**Dataset entries**:

◇ ◇ ◇ ◇ ◇

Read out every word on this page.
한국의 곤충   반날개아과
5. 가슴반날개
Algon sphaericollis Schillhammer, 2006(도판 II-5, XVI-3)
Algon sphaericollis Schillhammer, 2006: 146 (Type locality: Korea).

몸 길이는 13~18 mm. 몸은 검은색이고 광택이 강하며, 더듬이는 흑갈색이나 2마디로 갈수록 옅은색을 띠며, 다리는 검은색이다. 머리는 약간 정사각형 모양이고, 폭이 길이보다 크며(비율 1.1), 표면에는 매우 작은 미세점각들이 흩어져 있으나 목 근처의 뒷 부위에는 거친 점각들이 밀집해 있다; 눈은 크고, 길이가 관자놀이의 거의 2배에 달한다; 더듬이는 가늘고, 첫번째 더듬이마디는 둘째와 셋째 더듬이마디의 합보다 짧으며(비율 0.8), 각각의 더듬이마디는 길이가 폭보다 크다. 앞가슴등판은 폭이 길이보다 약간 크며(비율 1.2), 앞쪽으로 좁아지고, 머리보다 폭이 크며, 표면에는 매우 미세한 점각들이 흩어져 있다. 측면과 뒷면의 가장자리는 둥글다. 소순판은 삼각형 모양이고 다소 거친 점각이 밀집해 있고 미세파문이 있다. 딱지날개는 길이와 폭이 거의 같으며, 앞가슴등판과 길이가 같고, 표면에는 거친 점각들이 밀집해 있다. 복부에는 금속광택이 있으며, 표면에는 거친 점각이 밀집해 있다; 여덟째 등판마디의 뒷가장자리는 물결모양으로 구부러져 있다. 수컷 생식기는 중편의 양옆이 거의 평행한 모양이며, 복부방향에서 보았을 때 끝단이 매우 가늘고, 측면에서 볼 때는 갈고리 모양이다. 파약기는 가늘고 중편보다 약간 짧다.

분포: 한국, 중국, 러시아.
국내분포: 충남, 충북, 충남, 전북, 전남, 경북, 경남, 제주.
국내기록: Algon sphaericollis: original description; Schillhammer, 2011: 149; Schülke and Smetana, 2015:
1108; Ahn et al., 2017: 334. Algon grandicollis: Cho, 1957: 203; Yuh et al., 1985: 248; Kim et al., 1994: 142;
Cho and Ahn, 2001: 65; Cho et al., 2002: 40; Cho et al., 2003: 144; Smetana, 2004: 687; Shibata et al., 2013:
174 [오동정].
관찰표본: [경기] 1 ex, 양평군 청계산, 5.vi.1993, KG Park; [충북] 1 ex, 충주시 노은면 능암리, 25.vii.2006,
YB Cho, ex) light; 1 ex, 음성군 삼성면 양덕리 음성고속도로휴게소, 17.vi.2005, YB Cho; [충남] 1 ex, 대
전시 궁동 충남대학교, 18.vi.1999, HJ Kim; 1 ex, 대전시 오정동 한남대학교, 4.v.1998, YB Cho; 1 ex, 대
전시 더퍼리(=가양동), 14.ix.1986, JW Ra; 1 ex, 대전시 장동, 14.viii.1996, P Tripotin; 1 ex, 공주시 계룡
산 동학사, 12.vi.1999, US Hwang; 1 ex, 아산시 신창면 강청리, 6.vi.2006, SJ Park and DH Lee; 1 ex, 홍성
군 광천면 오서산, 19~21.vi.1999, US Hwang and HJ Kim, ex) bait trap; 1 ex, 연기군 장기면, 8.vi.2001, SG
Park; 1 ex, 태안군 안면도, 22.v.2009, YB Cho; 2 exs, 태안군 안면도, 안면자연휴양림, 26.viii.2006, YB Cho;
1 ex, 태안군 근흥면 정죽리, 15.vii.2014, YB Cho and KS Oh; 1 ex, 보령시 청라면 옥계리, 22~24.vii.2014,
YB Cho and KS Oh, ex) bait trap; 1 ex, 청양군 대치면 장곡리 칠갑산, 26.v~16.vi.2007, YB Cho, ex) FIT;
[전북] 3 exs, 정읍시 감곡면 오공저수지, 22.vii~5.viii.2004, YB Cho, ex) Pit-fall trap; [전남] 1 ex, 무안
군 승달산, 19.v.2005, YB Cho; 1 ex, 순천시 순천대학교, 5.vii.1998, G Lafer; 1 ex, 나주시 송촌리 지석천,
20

◇ ◇ ◇ ◇ ◇

**What is needed**:
Copy the entries above exactly, leaving none out.

**Answer**:
Read out every word on this page.
한국의 곤충   반날개아과
5. 가슴반날개
Algon sphaericollis Schillhammer, 2006(도판 II-5, XVI-3)
Algon sphaericollis Schillhammer, 2006: 146 (Type locality: Korea).

몸 길이는 13~18 mm. 몸은 검은색이고 광택이 강하며, 더듬이는 흑갈색이나 2마디로 갈수록 옅은색을 띠며, 다리는 검은색이다. 머리는 약간 정사각형 모양이고, 폭이 길이보다 크며(비율 1.1), 표면에는 매우 작은 미세점각들이 흩어져 있으나 목 근처의 뒷 부위에는 거친 점각들이 밀집해 있다; 눈은 크고, 길이가 관자놀이의 거의 2배에 달한다; 더듬이는 가늘고, 첫번째 더듬이마디는 둘째와 셋째 더듬이마디의 합보다 짧으며(비율 0.8), 각각의 더듬이마디는 길이가 폭보다 크다. 앞가슴등판은 폭이 길이보다 약간 크며(비율 1.2), 앞쪽으로 좁아지고, 머리보다 폭이 크며, 표면에는 매우 미세한 점각들이 흩어져 있다. 측면과 뒷면의 가장자리는 둥글다. 소순판은 삼각형 모양이고 다소 거친 점각이 밀집해 있고 미세파문이 있다. 딱지날개는 길이와 폭이 거의 같으며, 앞가슴등판과 길이가 같고, 표면에는 거친 점각들이 밀집해 있다. 복부에는 금속광택이 있으며, 표면에는 거친 점각이 밀집해 있다; 여덟째 등판마디의 뒷가장자리는 물결모양으로 구부러져 있다. 수컷 생식기는 중편의 양옆이 거의 평행한 모양이며, 복부방향에서 보았을 때 끝단이 매우 가늘고, 측면에서 볼 때는 갈고리 모양이다. 파약기는 가늘고 중편보다 약간 짧다.

분포: 한국, 중국, 러시아.
국내분포: 충남, 충북, 충남, 전북, 전남, 경북, 경남, 제주.
국내기록: Algon sphaericollis: original description; Schillhammer, 2011: 149; Schülke and Smetana, 2015:
1108; Ahn et al., 2017: 334. Algon grandicollis: Cho, 1957: 203; Yuh et al., 1985: 248; Kim et al., 1994: 142;
Cho and Ahn, 2001: 65; Cho et al., 2002: 40; Cho et al., 2003: 144; Smetana, 2004: 687; Shibata et al., 2013:
174 [오동정].
관찰표본: [경기] 1 ex, 양평군 청계산, 5.vi.1993, KG Park; [충북] 1 ex, 충주시 노은면 능암리, 25.vii.2006,
YB Cho, ex) light; 1 ex, 음성군 삼성면 양덕리 음성고속도로휴게소, 17.vi.2005, YB Cho; [충남] 1 ex, 대
전시 궁동 충남대학교, 18.vi.1999, HJ Kim; 1 ex, 대전시 오정동 한남대학교, 4.v.1998, YB Cho; 1 ex, 대
전시 더퍼리(=가양동), 14.ix.1986, JW Ra; 1 ex, 대전시 장동, 14.viii.1996, P Tripotin; 1 ex, 공주시 계룡
산 동학사, 12.vi.1999, US Hwang; 1 ex, 아산시 신창면 강청리, 6.vi.2006, SJ Park and DH Lee; 1 ex, 홍성
군 광천면 오서산, 19~21.vi.1999, US Hwang and HJ Kim, ex) bait trap; 1 ex, 연기군 장기면, 8.vi.2001, SG
Park; 1 ex, 태안군 안면도, 22.v.2009, YB Cho; 2 exs, 태안군 안면도, 안면자연휴양림, 26.viii.2006, YB Cho;
1 ex, 태안군 근흥면 정죽리, 15.vii.2014, YB Cho and KS Oh; 1 ex, 보령시 청라면 옥계리, 22~24.vii.2014,
YB Cho and KS Oh, ex) bait trap; 1 ex, 청양군 대치면 장곡리 칠갑산, 26.v~16.vi.2007, YB Cho, ex) FIT;
[전북] 3 exs, 정읍시 감곡면 오공저수지, 22.vii~5.viii.2004, YB Cho, ex) Pit-fall trap; [전남] 1 ex, 무안
군 승달산, 19.v.2005, YB Cho; 1 ex, 순천시 순천대학교, 5.vii.1998, G Lafer; 1 ex, 나주시 송촌리 지석천,
20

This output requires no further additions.